#### [What to do]
Write out each line from the data below that includes the word "members".

(Saved entries)
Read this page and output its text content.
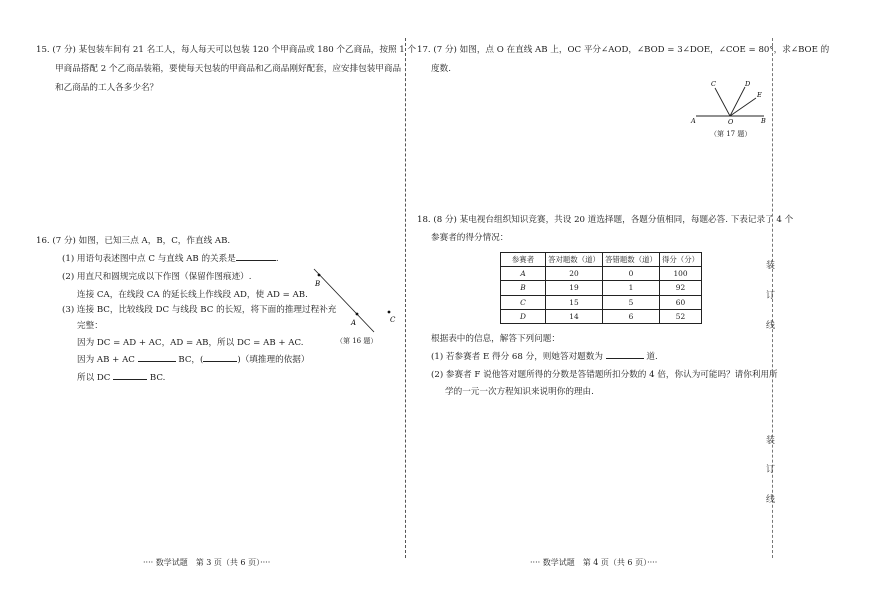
15. (7 分) 某包装车间有 21 名工人，每人每天可以包装 120 个甲商品或 180 个乙商品，按照 1 个
甲商品搭配 2 个乙商品装箱，要使每天包装的甲商品和乙商品刚好配套，应安排包装甲商品
和乙商品的工人各多少名？
16. (7 分) 如图，已知三点 A，B，C，作直线 AB.
(1) 用语句表述图中点 C 与直线 AB 的关系是	.
(2) 用直尺和圆规完成以下作图（保留作图痕迹）.
连接 CA，在线段 CA 的延长线上作线段 AD，使 AD = AB.
(3) 连接 BC，比较线段 DC 与线段 BC 的长短，将下面的推理过程补充
完整：
因为 DC = AD + AC，AD = AB，所以 DC = AB + AC.
因为 AB + AC	BC，(	)（填推理的依据）
所以 DC	BC.
B
A	C
（第 16 题）
···· 数学试题　第 3 页（共 6 页）····
17. (7 分) 如图，点 O 在直线 AB 上，OC 平分∠AOD，∠BOD = 3∠DOE，∠COE = 80°，求∠BOE 的
度数.
A	O	B
C	D
E
（第 17 题）
18. (8 分) 某电视台组织知识竞赛，共设 20 道选择题，各题分值相同，每题必答. 下表记录了 4 个
参赛者的得分情况：
参赛者	答对题数（道）	答错题数（道）	得分（分）
A	20	0	100
B	19	1	92
C	15	5	60
D	14	6	52
根据表中的信息，解答下列问题：
(1) 若参赛者 E 得分 68 分，则她答对题数为	道.
(2) 参赛者 F 说他答对题所得的分数是答错题所扣分数的 4 倍，你认为可能吗？请你利用所
学的一元一次方程知识来说明你的理由.
···· 数学试题　第 4 页（共 6 页）····
装
订
线
装
订
线
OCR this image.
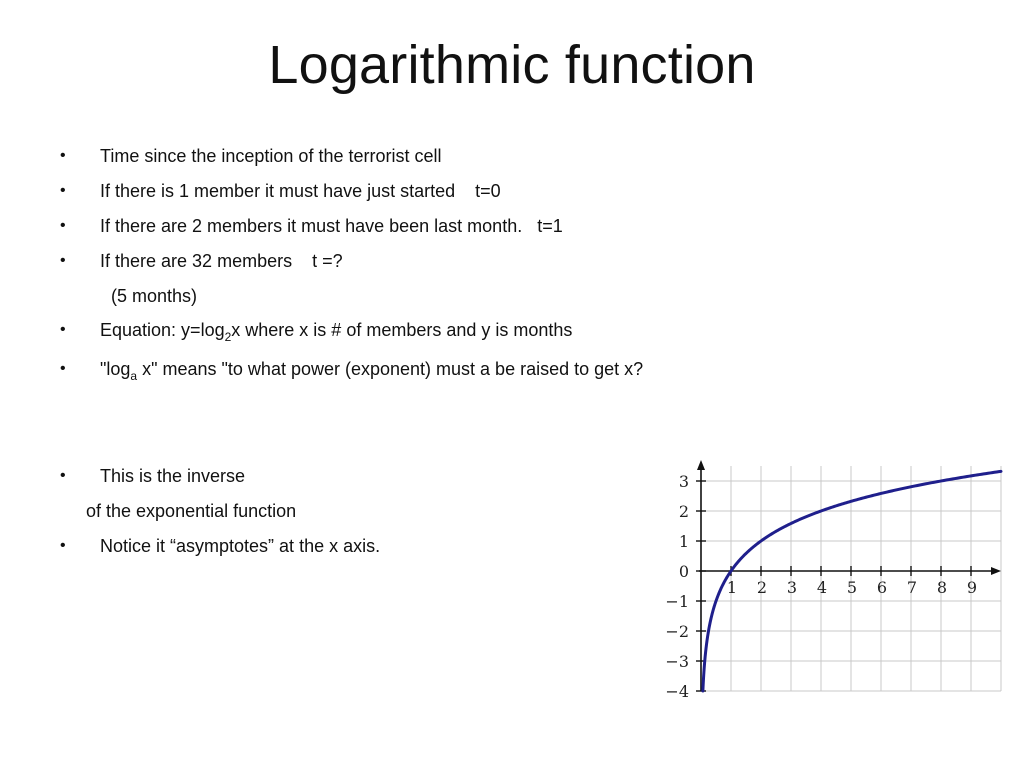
Logarithmic function
• Time since the inception of the terrorist cell
• If there is 1 member it must have just started    t=0
• If there are 2 members it must have been last month.   t=1
• If there are 32 members    t =?
(5 months)
• Equation: $y=\log_2x$ where x is # of members and y is months
• "$\log_a$ x" means "to what power (exponent) must a be raised to get x?
• This is the inverse
of the exponential function
• Notice it “asymptotes” at the x axis.
1 2 3 4 5 6 7 8 9
3
2
1
0
−1
−2
−3
−4
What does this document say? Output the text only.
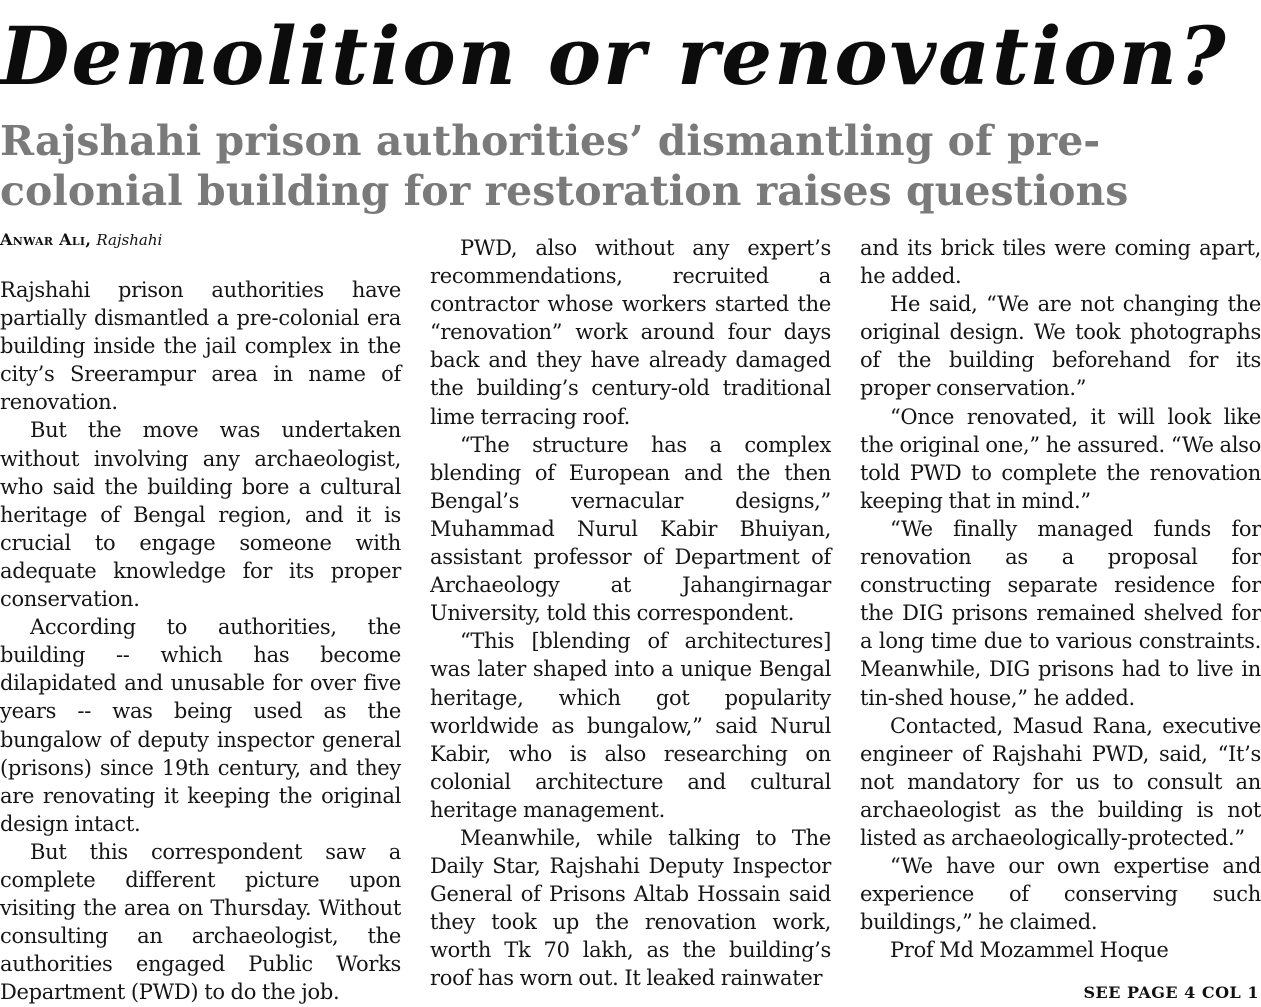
Demolition or renovation?
Rajshahi prison authorities’ dismantling of pre-colonial building for restoration raises questions
Anwar Ali, Rajshahi

Rajshahi prison authorities have partially dismantled a pre-colonial era building inside the jail complex in the city’s Sreerampur area in name of renovation.

But the move was undertaken without involving any archaeologist, who said the building bore a cultural heritage of Bengal region, and it is crucial to engage someone with adequate knowledge for its proper conservation.

According to authorities, the building -- which has become dilapidated and unusable for over five years -- was being used as the bungalow of deputy inspector general (prisons) since 19th century, and they are renovating it keeping the original design intact.

But this correspondent saw a complete different picture upon visiting the area on Thursday. Without consulting an archaeologist, the authorities engaged Public Works Department (PWD) to do the job.

PWD, also without any expert’s recommendations, recruited a contractor whose workers started the “renovation” work around four days back and they have already damaged the building’s century-old traditional lime terracing roof.

“The structure has a complex blending of European and the then Bengal’s vernacular designs,” Muhammad Nurul Kabir Bhuiyan, assistant professor of Department of Archaeology at Jahangirnagar University, told this correspondent.

“This [blending of architectures] was later shaped into a unique Bengal heritage, which got popularity worldwide as bungalow,” said Nurul Kabir, who is also researching on colonial architecture and cultural heritage management.

Meanwhile, while talking to The Daily Star, Rajshahi Deputy Inspector General of Prisons Altab Hossain said they took up the renovation work, worth Tk 70 lakh, as the building’s roof has worn out. It leaked rainwater

and its brick tiles were coming apart, he added.

He said, “We are not changing the original design. We took photographs of the building beforehand for its proper conservation.”

“Once renovated, it will look like the original one,” he assured. “We also told PWD to complete the renovation keeping that in mind.”

“We finally managed funds for renovation as a proposal for constructing separate residence for the DIG prisons remained shelved for a long time due to various constraints. Meanwhile, DIG prisons had to live in tin-shed house,” he added.

Contacted, Masud Rana, executive engineer of Rajshahi PWD, said, “It’s not mandatory for us to consult an archaeologist as the building is not listed as archaeologically-protected.”

“We have our own expertise and experience of conserving such buildings,” he claimed.

Prof Md Mozammel Hoque

SEE PAGE 4 COL 1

#### [Reply to the task]
• If there are 2 members it must have been last month.   t=1
• If there are 32 members    t =?
• Equation: $y=\log_2x$ where x is # of members and y is months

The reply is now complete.